*Work to complete*:
Pictures aside, quote the whole listing exactly.

>> begin

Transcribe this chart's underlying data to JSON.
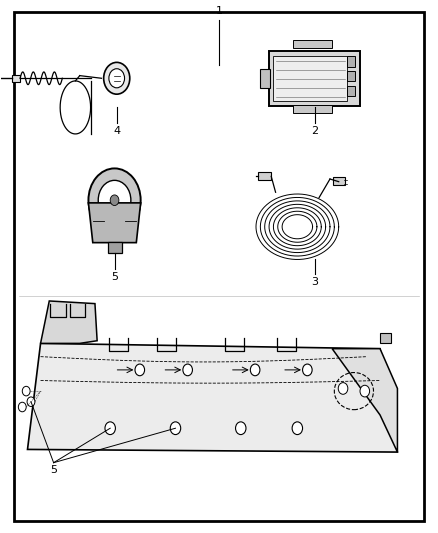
{
  "background_color": "#ffffff",
  "border_color": "#000000",
  "line_color": "#000000",
  "text_color": "#000000",
  "fig_width": 4.38,
  "fig_height": 5.33,
  "dpi": 100
}
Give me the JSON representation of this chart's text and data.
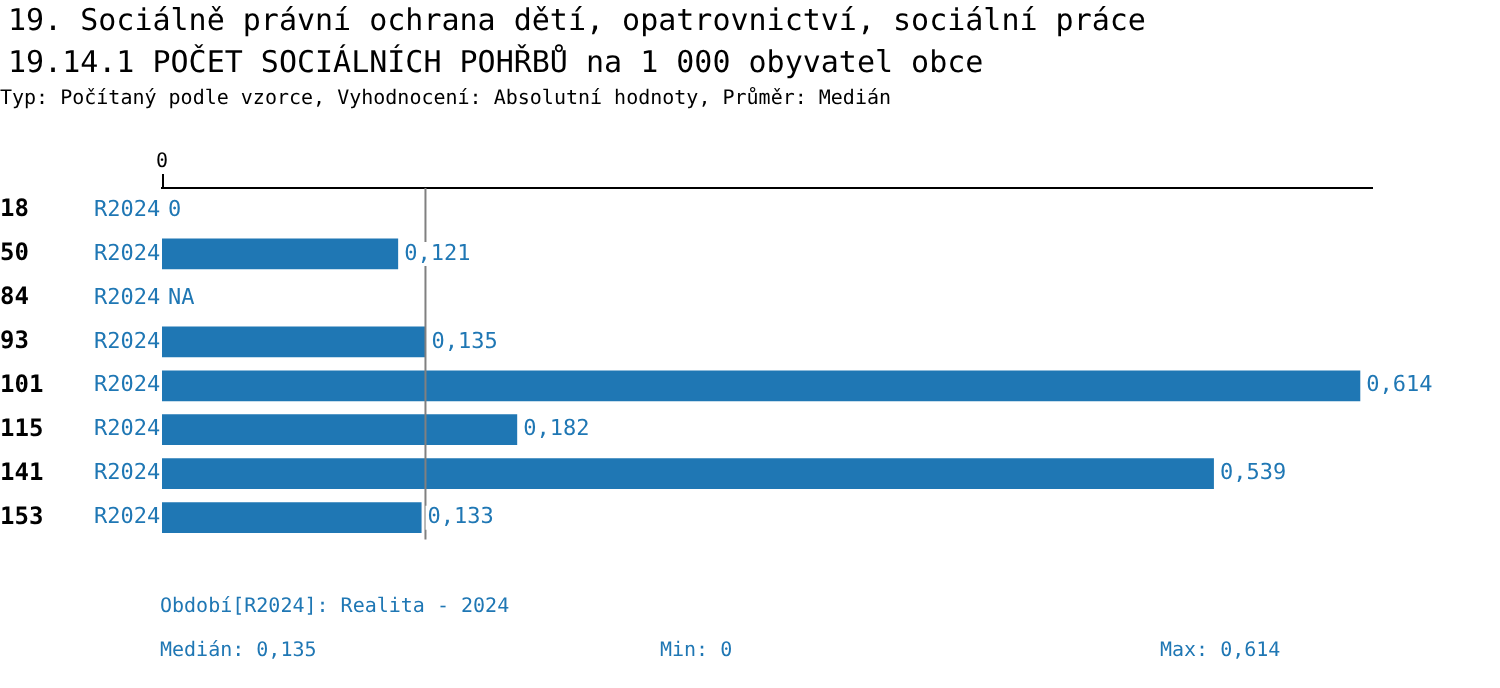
{
  "chart_data": {
    "type": "bar",
    "orientation": "horizontal",
    "title": "19. Sociálně právní ochrana dětí, opatrovnictví, sociální práce",
    "subtitle": "19.14.1 POČET SOCIÁLNÍCH POHŘBŮ na 1 000 obyvatel obce",
    "annotations": [
      "Typ: Počítaný podle vzorce, Vyhodnocení: Absolutní hodnoty, Průměr: Medián",
      "Období[R2024]: Realita - 2024",
      "Medián: 0,135",
      "Min: 0",
      "Max: 0,614",
      "0"
    ],
    "categories": [
      "18",
      "50",
      "84",
      "93",
      "101",
      "115",
      "141",
      "153"
    ],
    "series": [
      {
        "name": "R2024",
        "color": "#1f77b4",
        "values": [
          0,
          0.121,
          null,
          0.135,
          0.614,
          0.182,
          0.539,
          0.133
        ],
        "value_labels": [
          "0",
          "0,121",
          "NA",
          "0,135",
          "0,614",
          "0,182",
          "0,539",
          "0,133"
        ]
      }
    ],
    "xlim": [
      0,
      0.62
    ],
    "ref_lines": [
      {
        "axis": "x",
        "value": 0.135,
        "color": "#808080"
      }
    ],
    "legend": false
  }
}
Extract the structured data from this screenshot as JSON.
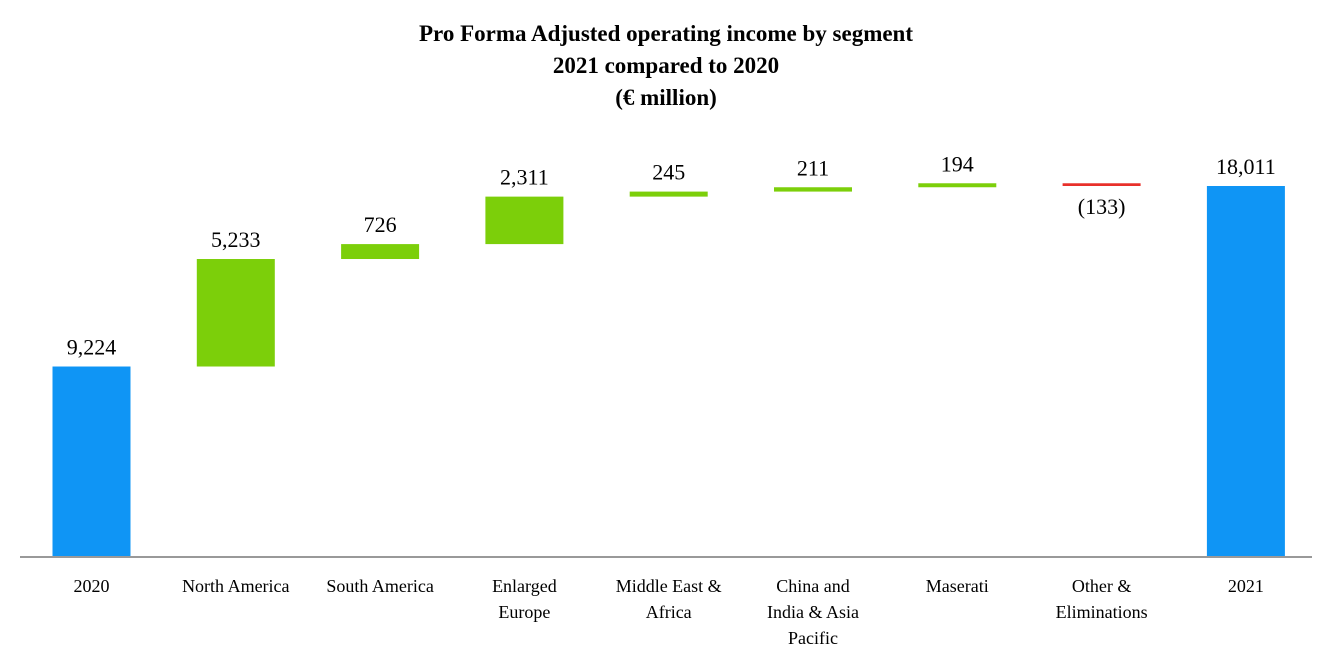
{
  "chart_data": {
    "type": "waterfall",
    "title": [
      "Pro Forma Adjusted operating income by segment",
      "2021 compared to 2020",
      "(€ million)"
    ],
    "categories": [
      [
        "2020"
      ],
      [
        "North America"
      ],
      [
        "South America"
      ],
      [
        "Enlarged",
        "Europe"
      ],
      [
        "Middle East &",
        "Africa"
      ],
      [
        "China and",
        "India & Asia",
        "Pacific"
      ],
      [
        "Maserati"
      ],
      [
        "Other &",
        "Eliminations"
      ],
      [
        "2021"
      ]
    ],
    "values": [
      9224,
      5233,
      726,
      2311,
      245,
      211,
      194,
      -133,
      18011
    ],
    "labels": [
      "9,224",
      "5,233",
      "726",
      "2,311",
      "245",
      "211",
      "194",
      "(133)",
      "18,011"
    ],
    "kinds": [
      "total",
      "delta",
      "delta",
      "delta",
      "delta",
      "delta",
      "delta",
      "delta",
      "total"
    ],
    "ylim": [
      0,
      18011
    ],
    "colors": {
      "total": "#0f95f5",
      "increase": "#7ccf0a",
      "decrease": "#e8302a",
      "axis": "#999999"
    }
  }
}
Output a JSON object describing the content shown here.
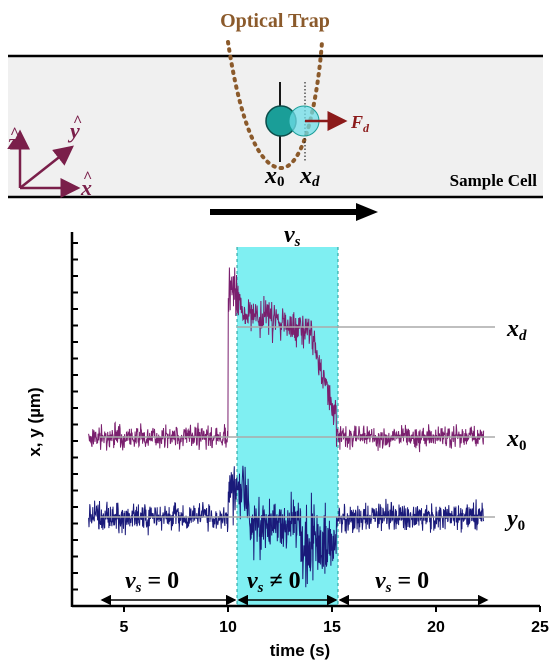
{
  "schematic": {
    "trap_label": "Optical Trap",
    "cell_label": "Sample Cell",
    "force_label": "F",
    "force_sub": "d",
    "velocity_label": "v",
    "velocity_sub": "s",
    "pos_x0_label": "x",
    "pos_x0_sub": "0",
    "pos_xd_label": "x",
    "pos_xd_sub": "d",
    "axis_z": "z",
    "axis_y": "y",
    "axis_x": "x",
    "hat": "^",
    "colors": {
      "trap": "#8B5A2B",
      "bead_fixed": "#1a9e98",
      "bead_displaced": "#6fdde8",
      "arrow": "#8B1A1A",
      "axes": "#7a1f4a",
      "cell_fill": "#f0f0f0"
    }
  },
  "chart_data": {
    "type": "line",
    "xlabel": "time (s)",
    "ylabel": "x, y (µm)",
    "xlim": [
      2.5,
      25
    ],
    "xticks": [
      5,
      10,
      15,
      20,
      25
    ],
    "highlight_region": {
      "from": 10,
      "to": 15,
      "color": "#7feff2"
    },
    "series": [
      {
        "name": "x_d",
        "color": "#7a1f6e"
      },
      {
        "name": "x_0",
        "color": "#7a1f6e"
      },
      {
        "name": "y_0",
        "color": "#1a1a7a"
      }
    ],
    "reference_labels": [
      {
        "text": "x",
        "sub": "d"
      },
      {
        "text": "x",
        "sub": "0"
      },
      {
        "text": "y",
        "sub": "0"
      }
    ],
    "region_labels": [
      {
        "v": "v",
        "sub": "s",
        "rel": "= 0"
      },
      {
        "v": "v",
        "sub": "s",
        "rel": "≠ 0"
      },
      {
        "v": "v",
        "sub": "s",
        "rel": "= 0"
      }
    ]
  }
}
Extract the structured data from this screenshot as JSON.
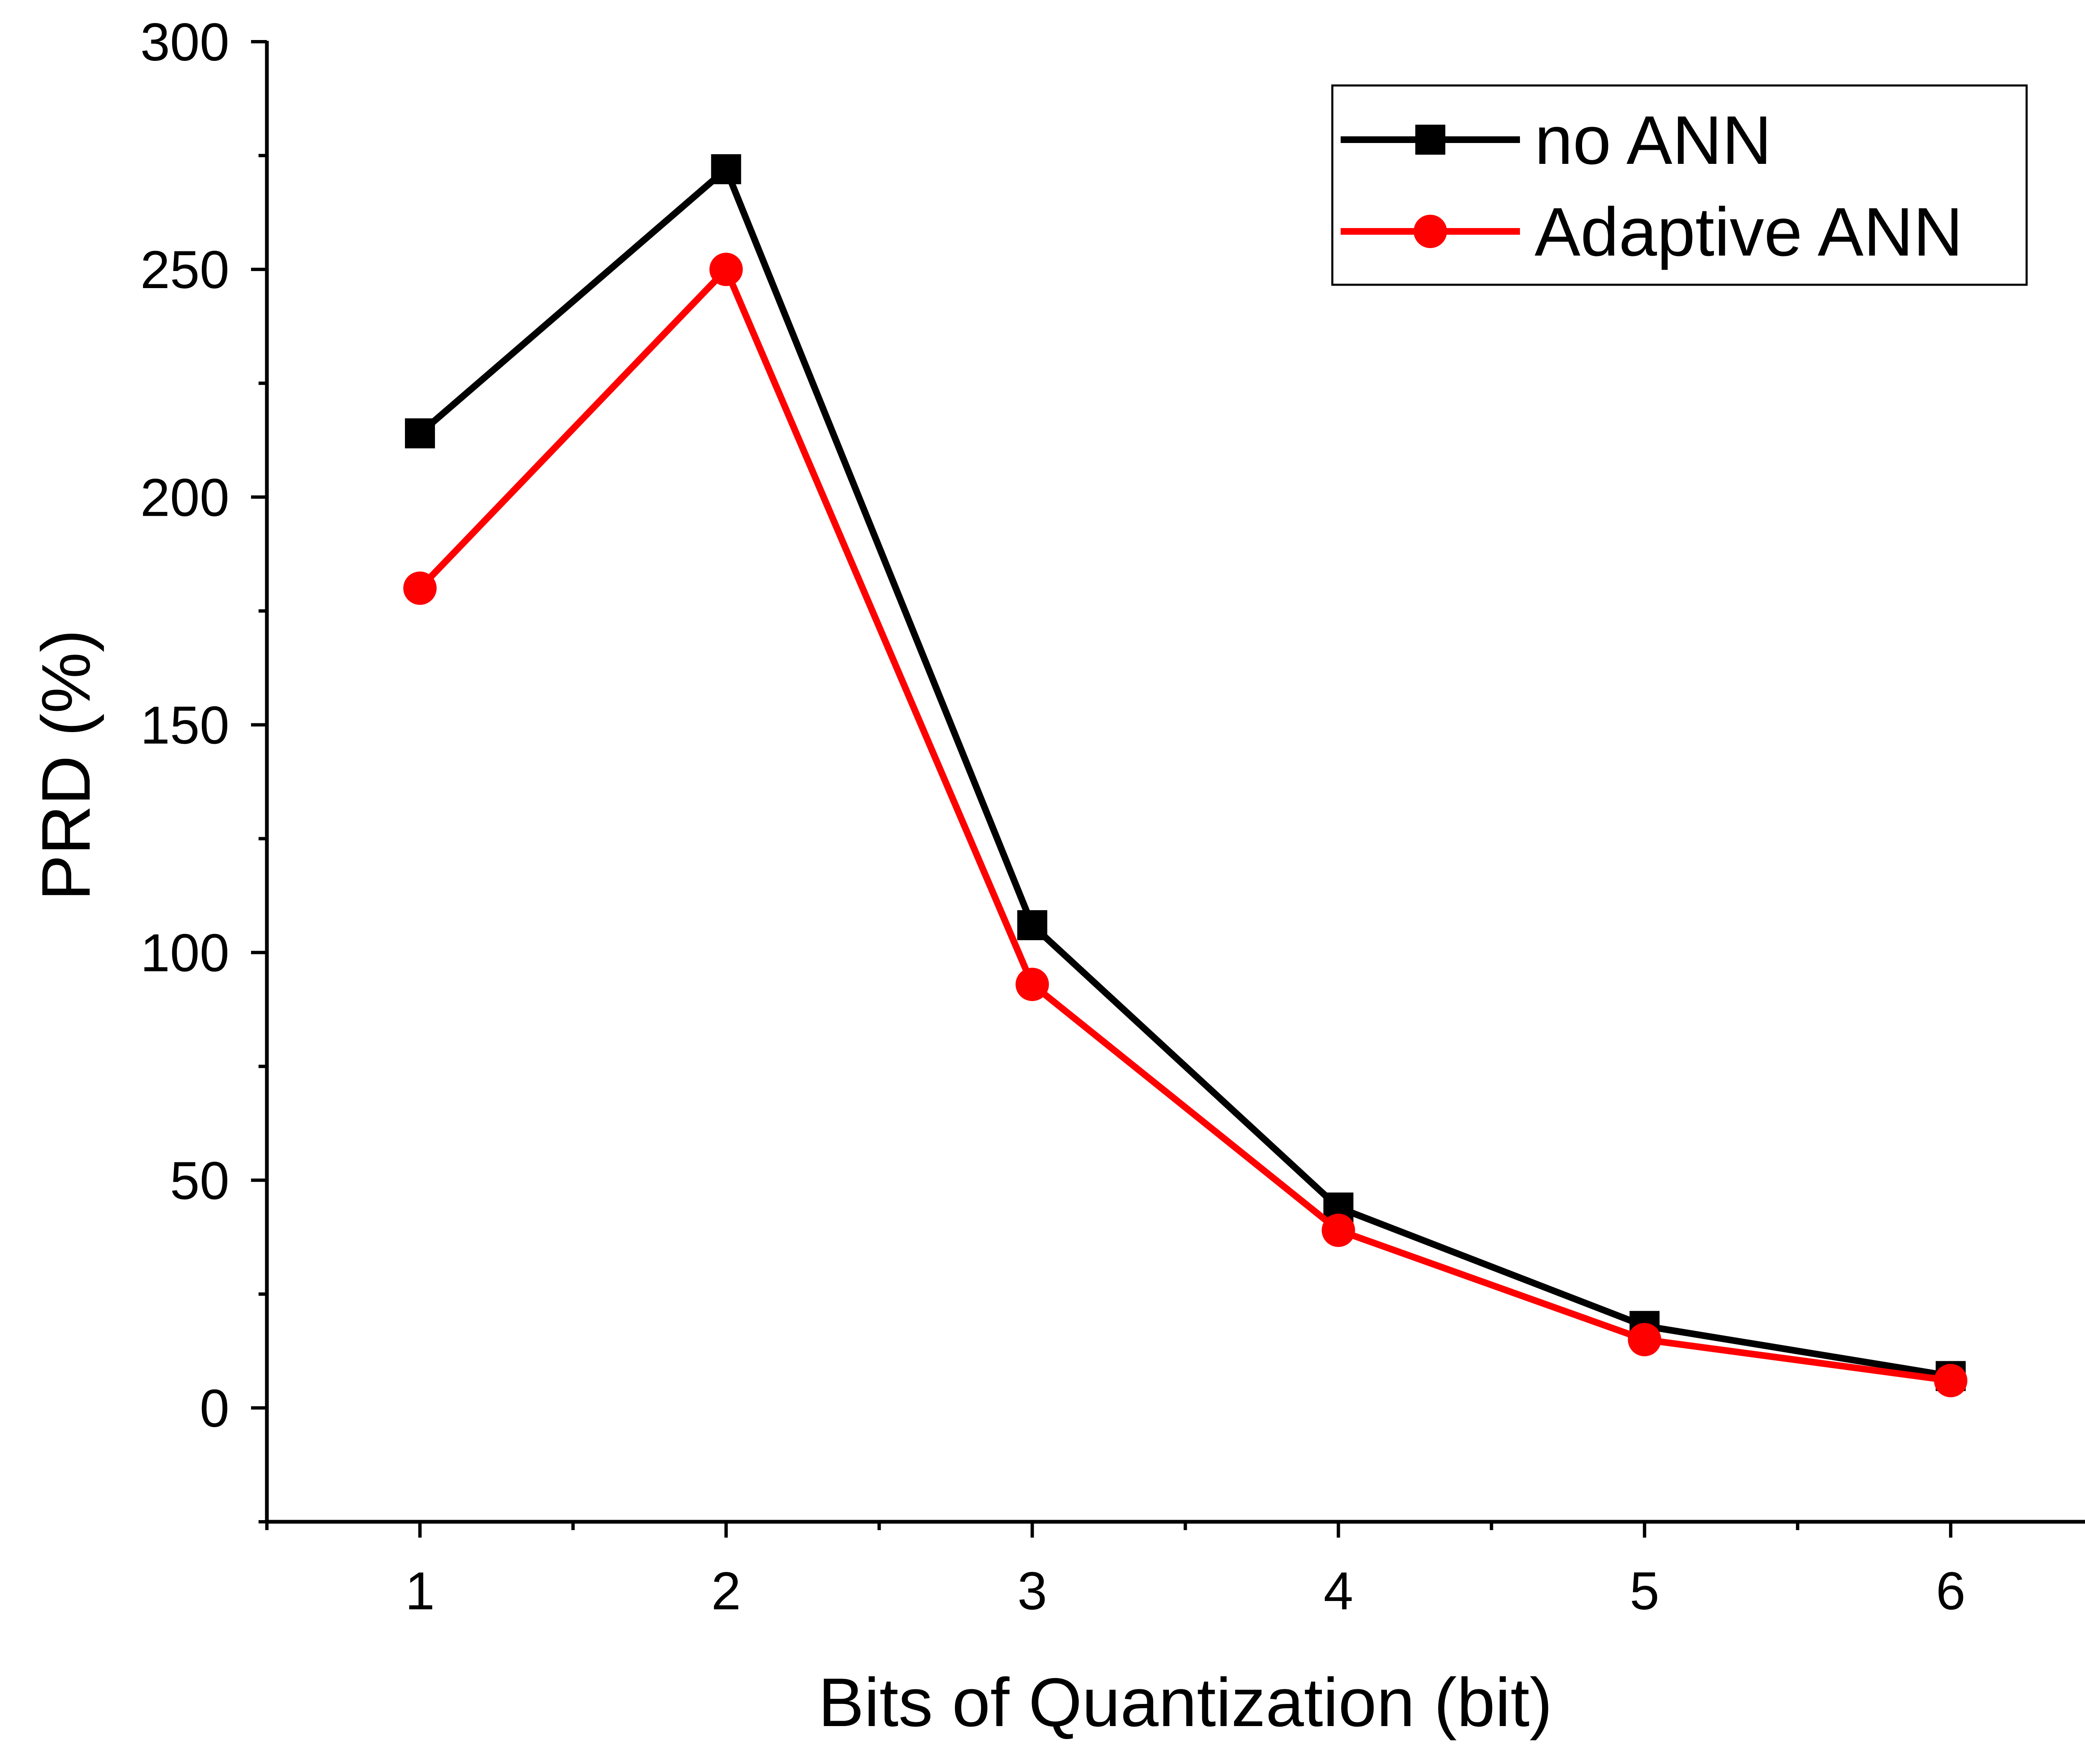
{
  "chart_data": {
    "type": "line",
    "title": "",
    "xlabel": "Bits of Quantization (bit)",
    "ylabel": "PRD (%)",
    "x": [
      1,
      2,
      3,
      4,
      5,
      6
    ],
    "xlim": [
      0.5,
      6.5
    ],
    "ylim": [
      -25,
      300
    ],
    "xticks": [
      1,
      2,
      3,
      4,
      5,
      6
    ],
    "yticks": [
      0,
      50,
      100,
      150,
      200,
      250,
      300
    ],
    "grid": false,
    "legend_position": "top-right",
    "series": [
      {
        "name": "no ANN",
        "marker": "square",
        "color": "#000000",
        "values": [
          214,
          272,
          106,
          44,
          18,
          7
        ]
      },
      {
        "name": "Adaptive ANN",
        "marker": "circle",
        "color": "#ff0000",
        "values": [
          180,
          250,
          93,
          39,
          15,
          6
        ]
      }
    ]
  }
}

>> end

*Result below*:
Transcribe this chart's underlying data to JSON.
{
  "background_color": "#ffffff",
  "border_color": "#000000",
  "line_color": "#000000",
  "text_color": "#000000",
  "fig_width": 4.38,
  "fig_height": 5.33,
  "dpi": 100
}
Give me the JSON representation of this chart's text and data.
{
  "chart_data": {
    "type": "bar",
    "orientation": "horizontal",
    "title": "19. Sociálně právní ochrana dětí, opatrovnictví, sociální práce",
    "subtitle": "19.14.1 POČET SOCIÁLNÍCH POHŘBŮ na 1 000 obyvatel obce",
    "annotations": [
      "Typ: Počítaný podle vzorce, Vyhodnocení: Absolutní hodnoty, Průměr: Medián",
      "Období[R2024]: Realita - 2024",
      "Medián: 0,135",
      "Min: 0",
      "Max: 0,614",
      "0"
    ],
    "categories": [
      "18",
      "50",
      "84",
      "93",
      "101",
      "115",
      "141",
      "153"
    ],
    "series": [
      {
        "name": "R2024",
        "color": "#1f77b4",
        "values": [
          0,
          0.121,
          null,
          0.135,
          0.614,
          0.182,
          0.539,
          0.133
        ],
        "value_labels": [
          "0",
          "0,121",
          "NA",
          "0,135",
          "0,614",
          "0,182",
          "0,539",
          "0,133"
        ]
      }
    ],
    "xlim": [
      0,
      0.62
    ],
    "ref_lines": [
      {
        "axis": "x",
        "value": 0.135,
        "color": "#808080"
      }
    ],
    "legend": false
  }
}
Extract the structured data from this screenshot as JSON.
{
  "chart_data": {
    "type": "waterfall",
    "title": [
      "Pro Forma Adjusted operating income by segment",
      "2021 compared to 2020",
      "(€ million)"
    ],
    "categories": [
      [
        "2020"
      ],
      [
        "North America"
      ],
      [
        "South America"
      ],
      [
        "Enlarged",
        "Europe"
      ],
      [
        "Middle East &",
        "Africa"
      ],
      [
        "China and",
        "India & Asia",
        "Pacific"
      ],
      [
        "Maserati"
      ],
      [
        "Other &",
        "Eliminations"
      ],
      [
        "2021"
      ]
    ],
    "values": [
      9224,
      5233,
      726,
      2311,
      245,
      211,
      194,
      -133,
      18011
    ],
    "labels": [
      "9,224",
      "5,233",
      "726",
      "2,311",
      "245",
      "211",
      "194",
      "(133)",
      "18,011"
    ],
    "kinds": [
      "total",
      "delta",
      "delta",
      "delta",
      "delta",
      "delta",
      "delta",
      "delta",
      "total"
    ],
    "ylim": [
      0,
      18011
    ],
    "colors": {
      "total": "#0f95f5",
      "increase": "#7ccf0a",
      "decrease": "#e8302a",
      "axis": "#999999"
    }
  }
}
Output a JSON object describing the content shown here.
{
  "schematic": {
    "trap_label": "Optical Trap",
    "cell_label": "Sample Cell",
    "force_label": "F",
    "force_sub": "d",
    "velocity_label": "v",
    "velocity_sub": "s",
    "pos_x0_label": "x",
    "pos_x0_sub": "0",
    "pos_xd_label": "x",
    "pos_xd_sub": "d",
    "axis_z": "z",
    "axis_y": "y",
    "axis_x": "x",
    "hat": "^",
    "colors": {
      "trap": "#8B5A2B",
      "bead_fixed": "#1a9e98",
      "bead_displaced": "#6fdde8",
      "arrow": "#8B1A1A",
      "axes": "#7a1f4a",
      "cell_fill": "#f0f0f0"
    }
  },
  "chart_data": {
    "type": "line",
    "xlabel": "time (s)",
    "ylabel": "x, y (µm)",
    "xlim": [
      2.5,
      25
    ],
    "xticks": [
      5,
      10,
      15,
      20,
      25
    ],
    "highlight_region": {
      "from": 10,
      "to": 15,
      "color": "#7feff2"
    },
    "series": [
      {
        "name": "x_d",
        "color": "#7a1f6e"
      },
      {
        "name": "x_0",
        "color": "#7a1f6e"
      },
      {
        "name": "y_0",
        "color": "#1a1a7a"
      }
    ],
    "reference_labels": [
      {
        "text": "x",
        "sub": "d"
      },
      {
        "text": "x",
        "sub": "0"
      },
      {
        "text": "y",
        "sub": "0"
      }
    ],
    "region_labels": [
      {
        "v": "v",
        "sub": "s",
        "rel": "= 0"
      },
      {
        "v": "v",
        "sub": "s",
        "rel": "≠ 0"
      },
      {
        "v": "v",
        "sub": "s",
        "rel": "= 0"
      }
    ]
  }
}
Extract the structured data from this screenshot as JSON.
{
  "chart_data": {
    "type": "line",
    "title": "",
    "xlabel": "Bits of Quantization (bit)",
    "ylabel": "PRD (%)",
    "x": [
      1,
      2,
      3,
      4,
      5,
      6
    ],
    "xlim": [
      0.5,
      6.5
    ],
    "ylim": [
      -25,
      300
    ],
    "xticks": [
      1,
      2,
      3,
      4,
      5,
      6
    ],
    "yticks": [
      0,
      50,
      100,
      150,
      200,
      250,
      300
    ],
    "grid": false,
    "legend_position": "top-right",
    "series": [
      {
        "name": "no ANN",
        "marker": "square",
        "color": "#000000",
        "values": [
          214,
          272,
          106,
          44,
          18,
          7
        ]
      },
      {
        "name": "Adaptive ANN",
        "marker": "circle",
        "color": "#ff0000",
        "values": [
          180,
          250,
          93,
          39,
          15,
          6
        ]
      }
    ]
  }
}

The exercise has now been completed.